-- Begin INPUT RECORDS --
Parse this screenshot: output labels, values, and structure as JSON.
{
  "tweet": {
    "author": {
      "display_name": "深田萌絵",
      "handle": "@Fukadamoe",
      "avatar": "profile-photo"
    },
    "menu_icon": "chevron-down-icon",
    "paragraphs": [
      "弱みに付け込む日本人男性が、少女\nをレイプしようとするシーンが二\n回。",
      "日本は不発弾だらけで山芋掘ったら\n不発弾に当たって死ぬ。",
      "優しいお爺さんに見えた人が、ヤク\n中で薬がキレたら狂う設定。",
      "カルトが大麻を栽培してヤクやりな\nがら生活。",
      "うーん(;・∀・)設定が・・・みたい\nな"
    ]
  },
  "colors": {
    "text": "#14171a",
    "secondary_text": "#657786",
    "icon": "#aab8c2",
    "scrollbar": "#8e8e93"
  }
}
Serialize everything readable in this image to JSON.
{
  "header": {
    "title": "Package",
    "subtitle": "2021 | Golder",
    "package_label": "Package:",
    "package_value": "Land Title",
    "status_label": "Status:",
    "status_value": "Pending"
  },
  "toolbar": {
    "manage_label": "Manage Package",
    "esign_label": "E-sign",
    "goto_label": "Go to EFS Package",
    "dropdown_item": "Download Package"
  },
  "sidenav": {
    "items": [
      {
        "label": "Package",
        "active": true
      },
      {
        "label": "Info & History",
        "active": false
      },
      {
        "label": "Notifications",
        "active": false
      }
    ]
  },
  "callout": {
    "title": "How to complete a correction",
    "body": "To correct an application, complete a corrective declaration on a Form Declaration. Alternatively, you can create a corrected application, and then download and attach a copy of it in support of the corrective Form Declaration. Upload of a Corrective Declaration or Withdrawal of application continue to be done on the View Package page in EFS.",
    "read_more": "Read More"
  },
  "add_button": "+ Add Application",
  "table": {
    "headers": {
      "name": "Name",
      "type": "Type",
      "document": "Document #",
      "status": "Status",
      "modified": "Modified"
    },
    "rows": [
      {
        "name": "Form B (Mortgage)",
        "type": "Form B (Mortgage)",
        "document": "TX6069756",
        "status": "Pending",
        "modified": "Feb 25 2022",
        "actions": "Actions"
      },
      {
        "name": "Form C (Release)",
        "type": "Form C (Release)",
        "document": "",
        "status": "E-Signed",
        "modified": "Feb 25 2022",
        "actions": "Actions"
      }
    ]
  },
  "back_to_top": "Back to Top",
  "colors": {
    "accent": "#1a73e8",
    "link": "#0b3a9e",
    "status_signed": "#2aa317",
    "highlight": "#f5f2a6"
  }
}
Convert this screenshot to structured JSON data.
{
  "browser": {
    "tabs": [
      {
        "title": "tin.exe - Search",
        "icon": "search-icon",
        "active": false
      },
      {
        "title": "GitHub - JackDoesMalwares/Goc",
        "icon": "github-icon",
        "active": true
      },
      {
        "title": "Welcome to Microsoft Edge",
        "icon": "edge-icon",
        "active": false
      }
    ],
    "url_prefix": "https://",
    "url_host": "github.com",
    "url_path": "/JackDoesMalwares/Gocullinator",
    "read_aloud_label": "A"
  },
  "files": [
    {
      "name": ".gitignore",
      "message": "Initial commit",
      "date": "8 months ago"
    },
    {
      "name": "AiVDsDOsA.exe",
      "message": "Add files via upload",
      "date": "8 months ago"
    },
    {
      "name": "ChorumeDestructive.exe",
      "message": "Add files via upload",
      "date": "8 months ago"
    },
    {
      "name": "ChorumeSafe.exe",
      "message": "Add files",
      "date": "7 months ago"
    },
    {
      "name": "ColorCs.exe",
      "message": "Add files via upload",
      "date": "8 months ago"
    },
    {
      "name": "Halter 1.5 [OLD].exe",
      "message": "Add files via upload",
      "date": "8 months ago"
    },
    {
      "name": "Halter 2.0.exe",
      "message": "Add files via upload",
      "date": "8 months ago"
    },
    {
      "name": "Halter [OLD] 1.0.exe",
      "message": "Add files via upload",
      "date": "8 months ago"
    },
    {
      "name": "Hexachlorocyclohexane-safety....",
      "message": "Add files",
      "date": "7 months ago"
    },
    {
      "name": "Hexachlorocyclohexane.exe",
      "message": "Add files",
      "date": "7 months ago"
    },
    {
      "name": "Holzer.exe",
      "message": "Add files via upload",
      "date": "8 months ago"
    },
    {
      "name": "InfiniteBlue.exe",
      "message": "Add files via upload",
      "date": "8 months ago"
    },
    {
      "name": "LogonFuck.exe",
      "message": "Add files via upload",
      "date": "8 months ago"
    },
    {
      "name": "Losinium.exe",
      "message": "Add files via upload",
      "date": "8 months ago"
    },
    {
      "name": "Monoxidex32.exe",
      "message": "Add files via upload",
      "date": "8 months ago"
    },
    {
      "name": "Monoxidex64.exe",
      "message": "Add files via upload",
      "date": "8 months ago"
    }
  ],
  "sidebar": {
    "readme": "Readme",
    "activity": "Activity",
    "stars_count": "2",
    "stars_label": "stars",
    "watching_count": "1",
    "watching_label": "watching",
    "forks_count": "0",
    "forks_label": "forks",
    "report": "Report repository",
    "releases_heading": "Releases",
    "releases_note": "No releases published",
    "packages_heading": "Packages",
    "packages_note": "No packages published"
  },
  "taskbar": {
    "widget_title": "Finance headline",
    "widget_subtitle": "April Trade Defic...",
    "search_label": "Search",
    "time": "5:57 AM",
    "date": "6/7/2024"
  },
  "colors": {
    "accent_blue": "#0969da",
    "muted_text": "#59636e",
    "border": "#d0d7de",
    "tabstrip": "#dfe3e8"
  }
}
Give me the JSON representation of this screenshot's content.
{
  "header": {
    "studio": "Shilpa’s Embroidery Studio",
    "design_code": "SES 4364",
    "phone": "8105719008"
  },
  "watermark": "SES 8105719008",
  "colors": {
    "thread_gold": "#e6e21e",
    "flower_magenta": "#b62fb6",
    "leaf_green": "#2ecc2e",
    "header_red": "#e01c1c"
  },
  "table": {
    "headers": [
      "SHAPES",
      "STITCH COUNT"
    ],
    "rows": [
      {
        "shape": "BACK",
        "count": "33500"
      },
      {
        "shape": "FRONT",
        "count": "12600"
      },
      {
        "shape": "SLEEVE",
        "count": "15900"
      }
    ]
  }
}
-- End INPUT RECORDS --
Nothing in the listing may be changed; retype it all exactly.

Parse this screenshot: output labels, values, and structure as JSON.
{
  "tweet": {
    "author": {
      "display_name": "深田萌絵",
      "handle": "@Fukadamoe",
      "avatar": "profile-photo"
    },
    "menu_icon": "chevron-down-icon",
    "paragraphs": [
      "弱みに付け込む日本人男性が、少女\nをレイプしようとするシーンが二\n回。",
      "日本は不発弾だらけで山芋掘ったら\n不発弾に当たって死ぬ。",
      "優しいお爺さんに見えた人が、ヤク\n中で薬がキレたら狂う設定。",
      "カルトが大麻を栽培してヤクやりな\nがら生活。",
      "うーん(;・∀・)設定が・・・みたい\nな"
    ]
  },
  "colors": {
    "text": "#14171a",
    "secondary_text": "#657786",
    "icon": "#aab8c2",
    "scrollbar": "#8e8e93"
  }
}
Serialize everything readable in this image to JSON.
{
  "header": {
    "title": "Package",
    "subtitle": "2021 | Golder",
    "package_label": "Package:",
    "package_value": "Land Title",
    "status_label": "Status:",
    "status_value": "Pending"
  },
  "toolbar": {
    "manage_label": "Manage Package",
    "esign_label": "E-sign",
    "goto_label": "Go to EFS Package",
    "dropdown_item": "Download Package"
  },
  "sidenav": {
    "items": [
      {
        "label": "Package",
        "active": true
      },
      {
        "label": "Info & History",
        "active": false
      },
      {
        "label": "Notifications",
        "active": false
      }
    ]
  },
  "callout": {
    "title": "How to complete a correction",
    "body": "To correct an application, complete a corrective declaration on a Form Declaration. Alternatively, you can create a corrected application, and then download and attach a copy of it in support of the corrective Form Declaration. Upload of a Corrective Declaration or Withdrawal of application continue to be done on the View Package page in EFS.",
    "read_more": "Read More"
  },
  "add_button": "+ Add Application",
  "table": {
    "headers": {
      "name": "Name",
      "type": "Type",
      "document": "Document #",
      "status": "Status",
      "modified": "Modified"
    },
    "rows": [
      {
        "name": "Form B (Mortgage)",
        "type": "Form B (Mortgage)",
        "document": "TX6069756",
        "status": "Pending",
        "modified": "Feb 25 2022",
        "actions": "Actions"
      },
      {
        "name": "Form C (Release)",
        "type": "Form C (Release)",
        "document": "",
        "status": "E-Signed",
        "modified": "Feb 25 2022",
        "actions": "Actions"
      }
    ]
  },
  "back_to_top": "Back to Top",
  "colors": {
    "accent": "#1a73e8",
    "link": "#0b3a9e",
    "status_signed": "#2aa317",
    "highlight": "#f5f2a6"
  }
}
Convert this screenshot to structured JSON data.
{
  "browser": {
    "tabs": [
      {
        "title": "tin.exe - Search",
        "icon": "search-icon",
        "active": false
      },
      {
        "title": "GitHub - JackDoesMalwares/Goc",
        "icon": "github-icon",
        "active": true
      },
      {
        "title": "Welcome to Microsoft Edge",
        "icon": "edge-icon",
        "active": false
      }
    ],
    "url_prefix": "https://",
    "url_host": "github.com",
    "url_path": "/JackDoesMalwares/Gocullinator",
    "read_aloud_label": "A"
  },
  "files": [
    {
      "name": ".gitignore",
      "message": "Initial commit",
      "date": "8 months ago"
    },
    {
      "name": "AiVDsDOsA.exe",
      "message": "Add files via upload",
      "date": "8 months ago"
    },
    {
      "name": "ChorumeDestructive.exe",
      "message": "Add files via upload",
      "date": "8 months ago"
    },
    {
      "name": "ChorumeSafe.exe",
      "message": "Add files",
      "date": "7 months ago"
    },
    {
      "name": "ColorCs.exe",
      "message": "Add files via upload",
      "date": "8 months ago"
    },
    {
      "name": "Halter 1.5 [OLD].exe",
      "message": "Add files via upload",
      "date": "8 months ago"
    },
    {
      "name": "Halter 2.0.exe",
      "message": "Add files via upload",
      "date": "8 months ago"
    },
    {
      "name": "Halter [OLD] 1.0.exe",
      "message": "Add files via upload",
      "date": "8 months ago"
    },
    {
      "name": "Hexachlorocyclohexane-safety....",
      "message": "Add files",
      "date": "7 months ago"
    },
    {
      "name": "Hexachlorocyclohexane.exe",
      "message": "Add files",
      "date": "7 months ago"
    },
    {
      "name": "Holzer.exe",
      "message": "Add files via upload",
      "date": "8 months ago"
    },
    {
      "name": "InfiniteBlue.exe",
      "message": "Add files via upload",
      "date": "8 months ago"
    },
    {
      "name": "LogonFuck.exe",
      "message": "Add files via upload",
      "date": "8 months ago"
    },
    {
      "name": "Losinium.exe",
      "message": "Add files via upload",
      "date": "8 months ago"
    },
    {
      "name": "Monoxidex32.exe",
      "message": "Add files via upload",
      "date": "8 months ago"
    },
    {
      "name": "Monoxidex64.exe",
      "message": "Add files via upload",
      "date": "8 months ago"
    }
  ],
  "sidebar": {
    "readme": "Readme",
    "activity": "Activity",
    "stars_count": "2",
    "stars_label": "stars",
    "watching_count": "1",
    "watching_label": "watching",
    "forks_count": "0",
    "forks_label": "forks",
    "report": "Report repository",
    "releases_heading": "Releases",
    "releases_note": "No releases published",
    "packages_heading": "Packages",
    "packages_note": "No packages published"
  },
  "taskbar": {
    "widget_title": "Finance headline",
    "widget_subtitle": "April Trade Defic...",
    "search_label": "Search",
    "time": "5:57 AM",
    "date": "6/7/2024"
  },
  "colors": {
    "accent_blue": "#0969da",
    "muted_text": "#59636e",
    "border": "#d0d7de",
    "tabstrip": "#dfe3e8"
  }
}
Give me the JSON representation of this screenshot's content.
{
  "header": {
    "studio": "Shilpa’s Embroidery Studio",
    "design_code": "SES 4364",
    "phone": "8105719008"
  },
  "watermark": "SES 8105719008",
  "colors": {
    "thread_gold": "#e6e21e",
    "flower_magenta": "#b62fb6",
    "leaf_green": "#2ecc2e",
    "header_red": "#e01c1c"
  },
  "table": {
    "headers": [
      "SHAPES",
      "STITCH COUNT"
    ],
    "rows": [
      {
        "shape": "BACK",
        "count": "33500"
      },
      {
        "shape": "FRONT",
        "count": "12600"
      },
      {
        "shape": "SLEEVE",
        "count": "15900"
      }
    ]
  }
}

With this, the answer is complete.